### SUPPLIED INFORMATION

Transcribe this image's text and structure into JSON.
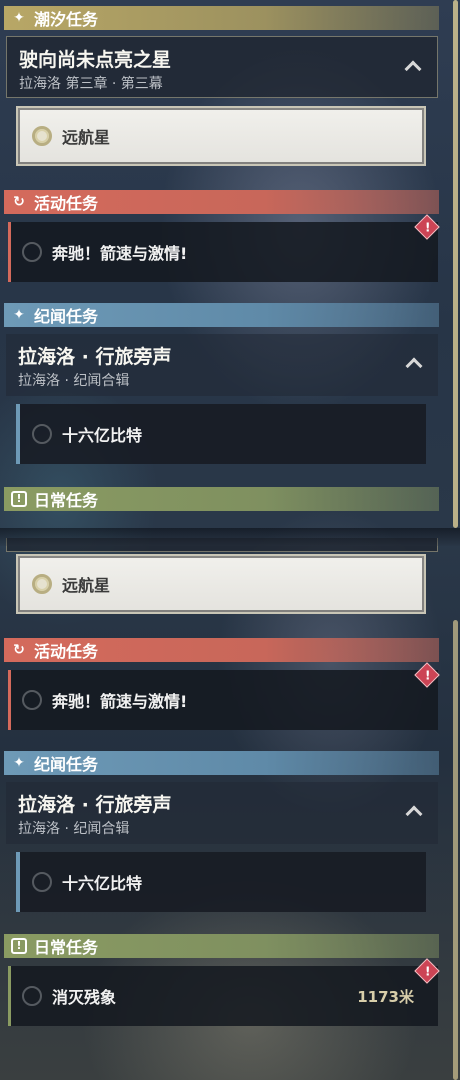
{
  "sections": {
    "tide": {
      "label": "潮汐任务",
      "icon": "sparkle-icon"
    },
    "event": {
      "label": "活动任务",
      "icon": "refresh-icon"
    },
    "story": {
      "label": "纪闻任务",
      "icon": "sparkle-icon"
    },
    "daily": {
      "label": "日常任务",
      "icon": "exclamation-icon"
    }
  },
  "tide_quest": {
    "title": "驶向尚未点亮之星",
    "subtitle": "拉海洛 第三章 · 第三幕",
    "objective": "远航星"
  },
  "event_quest": {
    "title": "奔驰！箭速与激情!",
    "alert": "!"
  },
  "story_quest": {
    "title": "拉海洛 · 行旅旁声",
    "subtitle": "拉海洛 · 纪闻合辑",
    "objective": "十六亿比特"
  },
  "daily_quest": {
    "title": "消灭残象",
    "distance": "1173米",
    "alert": "!"
  },
  "colors": {
    "tide": "#b8a766",
    "event": "#d46a5c",
    "story": "#6e9ab7",
    "daily": "#8a9b62",
    "scrollbar": "#d3c593"
  }
}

######

* [AIM] Extract every line that has the string "subtitle" in it.

* [FULL ANSWER]
    "subtitle": "拉海洛 第三章 · 第三幕",
    "subtitle": "拉海洛 · 纪闻合辑",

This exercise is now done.